[Work to do]:
Exclude the pictures and reproduce the remaining data exactly as written.

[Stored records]

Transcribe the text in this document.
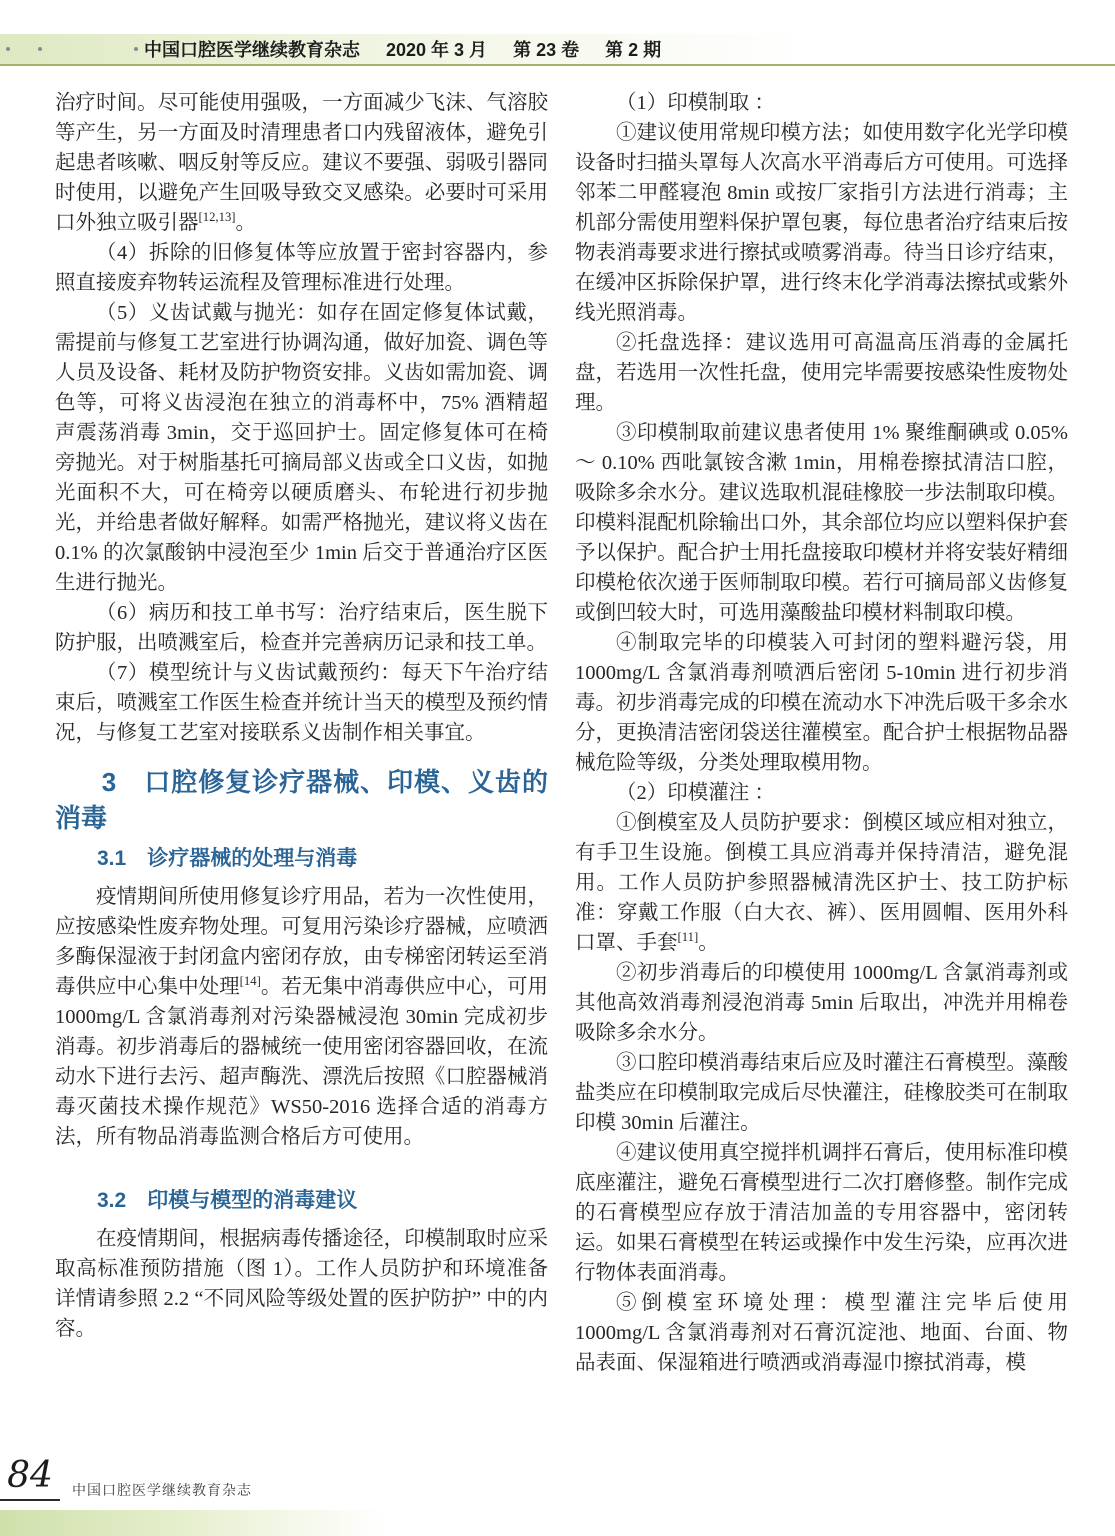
中国口腔医学继续教育杂志 2020 年 3 月 第 23 卷 第 2 期

治疗时间。尽可能使用强吸，一方面减少飞沫、气溶胶等产生，另一方面及时清理患者口内残留液体，避免引起患者咳嗽、咽反射等反应。建议不要强、弱吸引器同时使用，以避免产生回吸导致交叉感染。必要时可采用口外独立吸引器[12,13]。

（4）拆除的旧修复体等应放置于密封容器内，参照直接废弃物转运流程及管理标准进行处理。

（5）义齿试戴与抛光：如存在固定修复体试戴，需提前与修复工艺室进行协调沟通，做好加瓷、调色等人员及设备、耗材及防护物资安排。义齿如需加瓷、调色等，可将义齿浸泡在独立的消毒杯中，75% 酒精超声震荡消毒 3min，交于巡回护士。固定修复体可在椅旁抛光。对于树脂基托可摘局部义齿或全口义齿，如抛光面积不大，可在椅旁以硬质磨头、布轮进行初步抛光，并给患者做好解释。如需严格抛光，建议将义齿在 0.1% 的次氯酸钠中浸泡至少 1min 后交于普通治疗区医生进行抛光。

（6）病历和技工单书写：治疗结束后，医生脱下防护服，出喷溅室后，检查并完善病历记录和技工单。

（7）模型统计与义齿试戴预约：每天下午治疗结束后，喷溅室工作医生检查并统计当天的模型及预约情况，与修复工艺室对接联系义齿制作相关事宜。

3　口腔修复诊疗器械、印模、义齿的消毒
3.1　诊疗器械的处理与消毒

疫情期间所使用修复诊疗用品，若为一次性使用，应按感染性废弃物处理。可复用污染诊疗器械，应喷洒多酶保湿液于封闭盒内密闭存放，由专梯密闭转运至消毒供应中心集中处理[14]。若无集中消毒供应中心，可用 1000mg/L 含氯消毒剂对污染器械浸泡 30min 完成初步消毒。初步消毒后的器械统一使用密闭容器回收，在流动水下进行去污、超声酶洗、漂洗后按照《口腔器械消毒灭菌技术操作规范》WS50-2016 选择合适的消毒方法，所有物品消毒监测合格后方可使用。

3.2　印模与模型的消毒建议

在疫情期间，根据病毒传播途径，印模制取时应采取高标准预防措施（图 1）。工作人员防护和环境准备详情请参照 2.2 “不同风险等级处置的医护防护” 中的内容。

（1）印模制取 ：

①建议使用常规印模方法；如使用数字化光学印模设备时扫描头罩每人次高水平消毒后方可使用。可选择邻苯二甲醛寝泡 8min 或按厂家指引方法进行消毒；主机部分需使用塑料保护罩包裹，每位患者治疗结束后按物表消毒要求进行擦拭或喷雾消毒。待当日诊疗结束，在缓冲区拆除保护罩，进行终末化学消毒法擦拭或紫外线光照消毒。

②托盘选择：建议选用可高温高压消毒的金属托盘，若选用一次性托盘，使用完毕需要按感染性废物处理。

③印模制取前建议患者使用 1% 聚维酮碘或 0.05% ～ 0.10% 西吡氯铵含漱 1min，用棉卷擦拭清洁口腔，吸除多余水分。建议选取机混硅橡胶一步法制取印模。印模料混配机除输出口外，其余部位均应以塑料保护套予以保护。配合护士用托盘接取印模材并将安装好精细印模枪依次递于医师制取印模。若行可摘局部义齿修复或倒凹较大时，可选用藻酸盐印模材料制取印模。

④制取完毕的印模装入可封闭的塑料避污袋，用 1000mg/L 含氯消毒剂喷洒后密闭 5-10min 进行初步消毒。初步消毒完成的印模在流动水下冲洗后吸干多余水分，更换清洁密闭袋送往灌模室。配合护士根据物品器械危险等级，分类处理取模用物。

（2）印模灌注 ：

①倒模室及人员防护要求：倒模区域应相对独立，有手卫生设施。倒模工具应消毒并保持清洁，避免混用。工作人员防护参照器械清洗区护士、技工防护标准：穿戴工作服（白大衣、裤）、医用圆帽、医用外科口罩、手套[11]。

②初步消毒后的印模使用 1000mg/L 含氯消毒剂或其他高效消毒剂浸泡消毒 5min 后取出，冲洗并用棉卷吸除多余水分。

③口腔印模消毒结束后应及时灌注石膏模型。藻酸盐类应在印模制取完成后尽快灌注，硅橡胶类可在制取印模 30min 后灌注。

④建议使用真空搅拌机调拌石膏后，使用标准印模底座灌注，避免石膏模型进行二次打磨修整。制作完成的石膏模型应存放于清洁加盖的专用容器中，密闭转运。如果石膏模型在转运或操作中发生污染，应再次进行物体表面消毒。

⑤倒模室环境处理：模型灌注完毕后使用 1000mg/L 含氯消毒剂对石膏沉淀池、地面、台面、物品表面、保湿箱进行喷洒或消毒湿巾擦拭消毒，模

84	中国口腔医学继续教育杂志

[Finished answer]:
Transcribe the text in this document.
中国口腔医学继续教育杂志 2020 年 3 月 第 23 卷 第 2 期

治疗时间。尽可能使用强吸，一方面减少飞沫、气溶胶等产生，另一方面及时清理患者口内残留液体，避免引起患者咳嗽、咽反射等反应。建议不要强、弱吸引器同时使用，以避免产生回吸导致交叉感染。必要时可采用口外独立吸引器[12,13]。

（4）拆除的旧修复体等应放置于密封容器内，参照直接废弃物转运流程及管理标准进行处理。

（5）义齿试戴与抛光：如存在固定修复体试戴，需提前与修复工艺室进行协调沟通，做好加瓷、调色等人员及设备、耗材及防护物资安排。义齿如需加瓷、调色等，可将义齿浸泡在独立的消毒杯中，75% 酒精超声震荡消毒 3min，交于巡回护士。固定修复体可在椅旁抛光。对于树脂基托可摘局部义齿或全口义齿，如抛光面积不大，可在椅旁以硬质磨头、布轮进行初步抛光，并给患者做好解释。如需严格抛光，建议将义齿在 0.1% 的次氯酸钠中浸泡至少 1min 后交于普通治疗区医生进行抛光。

（6）病历和技工单书写：治疗结束后，医生脱下防护服，出喷溅室后，检查并完善病历记录和技工单。

（7）模型统计与义齿试戴预约：每天下午治疗结束后，喷溅室工作医生检查并统计当天的模型及预约情况，与修复工艺室对接联系义齿制作相关事宜。

3　口腔修复诊疗器械、印模、义齿的消毒
3.1　诊疗器械的处理与消毒

疫情期间所使用修复诊疗用品，若为一次性使用，应按感染性废弃物处理。可复用污染诊疗器械，应喷洒多酶保湿液于封闭盒内密闭存放，由专梯密闭转运至消毒供应中心集中处理[14]。若无集中消毒供应中心，可用 1000mg/L 含氯消毒剂对污染器械浸泡 30min 完成初步消毒。初步消毒后的器械统一使用密闭容器回收，在流动水下进行去污、超声酶洗、漂洗后按照《口腔器械消毒灭菌技术操作规范》WS50-2016 选择合适的消毒方法，所有物品消毒监测合格后方可使用。

3.2　印模与模型的消毒建议

在疫情期间，根据病毒传播途径，印模制取时应采取高标准预防措施（图 1）。工作人员防护和环境准备详情请参照 2.2 “不同风险等级处置的医护防护” 中的内容。

（1）印模制取 ：

①建议使用常规印模方法；如使用数字化光学印模设备时扫描头罩每人次高水平消毒后方可使用。可选择邻苯二甲醛寝泡 8min 或按厂家指引方法进行消毒；主机部分需使用塑料保护罩包裹，每位患者治疗结束后按物表消毒要求进行擦拭或喷雾消毒。待当日诊疗结束，在缓冲区拆除保护罩，进行终末化学消毒法擦拭或紫外线光照消毒。

②托盘选择：建议选用可高温高压消毒的金属托盘，若选用一次性托盘，使用完毕需要按感染性废物处理。

③印模制取前建议患者使用 1% 聚维酮碘或 0.05% ～ 0.10% 西吡氯铵含漱 1min，用棉卷擦拭清洁口腔，吸除多余水分。建议选取机混硅橡胶一步法制取印模。印模料混配机除输出口外，其余部位均应以塑料保护套予以保护。配合护士用托盘接取印模材并将安装好精细印模枪依次递于医师制取印模。若行可摘局部义齿修复或倒凹较大时，可选用藻酸盐印模材料制取印模。

④制取完毕的印模装入可封闭的塑料避污袋，用 1000mg/L 含氯消毒剂喷洒后密闭 5-10min 进行初步消毒。初步消毒完成的印模在流动水下冲洗后吸干多余水分，更换清洁密闭袋送往灌模室。配合护士根据物品器械危险等级，分类处理取模用物。

（2）印模灌注 ：

①倒模室及人员防护要求：倒模区域应相对独立，有手卫生设施。倒模工具应消毒并保持清洁，避免混用。工作人员防护参照器械清洗区护士、技工防护标准：穿戴工作服（白大衣、裤）、医用圆帽、医用外科口罩、手套[11]。

②初步消毒后的印模使用 1000mg/L 含氯消毒剂或其他高效消毒剂浸泡消毒 5min 后取出，冲洗并用棉卷吸除多余水分。

③口腔印模消毒结束后应及时灌注石膏模型。藻酸盐类应在印模制取完成后尽快灌注，硅橡胶类可在制取印模 30min 后灌注。

④建议使用真空搅拌机调拌石膏后，使用标准印模底座灌注，避免石膏模型进行二次打磨修整。制作完成的石膏模型应存放于清洁加盖的专用容器中，密闭转运。如果石膏模型在转运或操作中发生污染，应再次进行物体表面消毒。

⑤倒模室环境处理：模型灌注完毕后使用 1000mg/L 含氯消毒剂对石膏沉淀池、地面、台面、物品表面、保湿箱进行喷洒或消毒湿巾擦拭消毒，模

84	中国口腔医学继续教育杂志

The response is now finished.